-------- PASAJE DEL TEXTO

Por Armando Salzman (*)
Mi viejo trabajó toda su vida en un negocio de repuestos de automotores y taller de rectificación. En el ingreso del local había un mostrador de unos siete metros de largo donde los clientes se acomodaban para charlar y comprar. Mi viejo los saludaba, a muchos de ellos en su dialecto ruso-alemán parecido al idisch que él hablaba; se acodaba sobre el mostrador y se entretenía un rato intercambiando datos sobre lluvias, como venía el trigo o los rindes del lino y el maíz. A mi viejo le gustaba más la charla que vender. Si podía, mechaba algún bocadillo de política como para tantear al interlocutor y ver si podía avanzar en su incansable misión de esclarecer y convencer.
-Vos estudiá lo que te guste-, me dijo un día, porque cuando seas grande seguramente vamos a vivir en el socialismo y cada uno va a poder desarrollarse plenamente.
Mientras llegaba ese horizonte, él trabajaba todo el día y militaba la mayor parte de las noches. Día tras día acodado sobre el mostrador cuando nos acercábamos a fin de año tenía los codos y parte del antebrazo ásperos y rajados. “Hongo de mostrador” sentenció un médico amigo y a nadie de la familia se le ocurrió buscar otra causa.

----------------
-------- FRAGMENTOS DE DATOS

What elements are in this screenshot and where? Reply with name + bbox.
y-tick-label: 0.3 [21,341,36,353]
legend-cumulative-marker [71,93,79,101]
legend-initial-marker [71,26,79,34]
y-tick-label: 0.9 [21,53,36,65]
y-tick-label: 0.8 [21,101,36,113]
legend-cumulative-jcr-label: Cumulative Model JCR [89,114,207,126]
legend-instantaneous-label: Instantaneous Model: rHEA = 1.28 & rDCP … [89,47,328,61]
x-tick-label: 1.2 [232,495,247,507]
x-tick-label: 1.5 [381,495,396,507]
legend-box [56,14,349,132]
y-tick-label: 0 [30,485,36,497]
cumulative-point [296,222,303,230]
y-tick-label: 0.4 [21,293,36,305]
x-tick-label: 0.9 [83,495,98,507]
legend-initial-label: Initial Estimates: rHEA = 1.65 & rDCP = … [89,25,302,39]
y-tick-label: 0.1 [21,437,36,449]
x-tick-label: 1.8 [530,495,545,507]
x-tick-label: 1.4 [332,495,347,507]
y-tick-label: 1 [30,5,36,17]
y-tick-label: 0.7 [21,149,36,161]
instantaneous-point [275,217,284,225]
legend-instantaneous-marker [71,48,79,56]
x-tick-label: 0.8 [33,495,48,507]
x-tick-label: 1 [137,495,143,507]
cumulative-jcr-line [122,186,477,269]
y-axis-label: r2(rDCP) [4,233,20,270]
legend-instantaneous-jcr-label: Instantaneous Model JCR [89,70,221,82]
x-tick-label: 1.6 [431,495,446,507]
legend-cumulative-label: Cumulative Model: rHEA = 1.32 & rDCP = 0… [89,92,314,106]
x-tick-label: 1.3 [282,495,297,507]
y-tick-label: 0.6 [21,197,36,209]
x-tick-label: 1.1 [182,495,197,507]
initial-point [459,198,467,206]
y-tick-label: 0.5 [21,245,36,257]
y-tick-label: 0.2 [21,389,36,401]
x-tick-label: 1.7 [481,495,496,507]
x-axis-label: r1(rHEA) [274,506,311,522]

----------------

### INSTRUCCIONES
- a) Según el relato sobre el mostrador del negocio de repuestos, ¿qué nombre le dio un médico amigo a lo que tenía el padre en los codos y antebrazos?
- b) Continúa el relato sobre el mostrador del negocio de repuestos a partir de su última oración.
Los ítems no intervienen en esto.

### RESULTADOS EN ORDEN
- a) "Hongo de mostrador".

- b)
La cura recetada era tan infalible como el diagnóstico, todos los años, apenas arrancaba Enero nos íbamos al mar y el primer día se producía el milagro, el hongo desparecía junto a las largas horas de silencio mirando el mar. Yo no conocí la montaña ni la nieve de chico, porque el mandato familiar era ir al mar donde se curaba el temible hongo de mostrador.
Con los años, las desilusiones políticas y las dificultades económicas mi viejo dejó de ir al mar. El día que se cayó el muro de Berlín, él se cayó en la calle con su primer infarto cerebral, después vinieron más caídas y más infartos durante demasiado tiempo. Hoy, 9 de Setiembre de 2021 se cumplen veinte años de su muerte. Los cuidados de mi madre y la persistencia de un alicaído hongo de mostrador lo acompañaron hasta el final.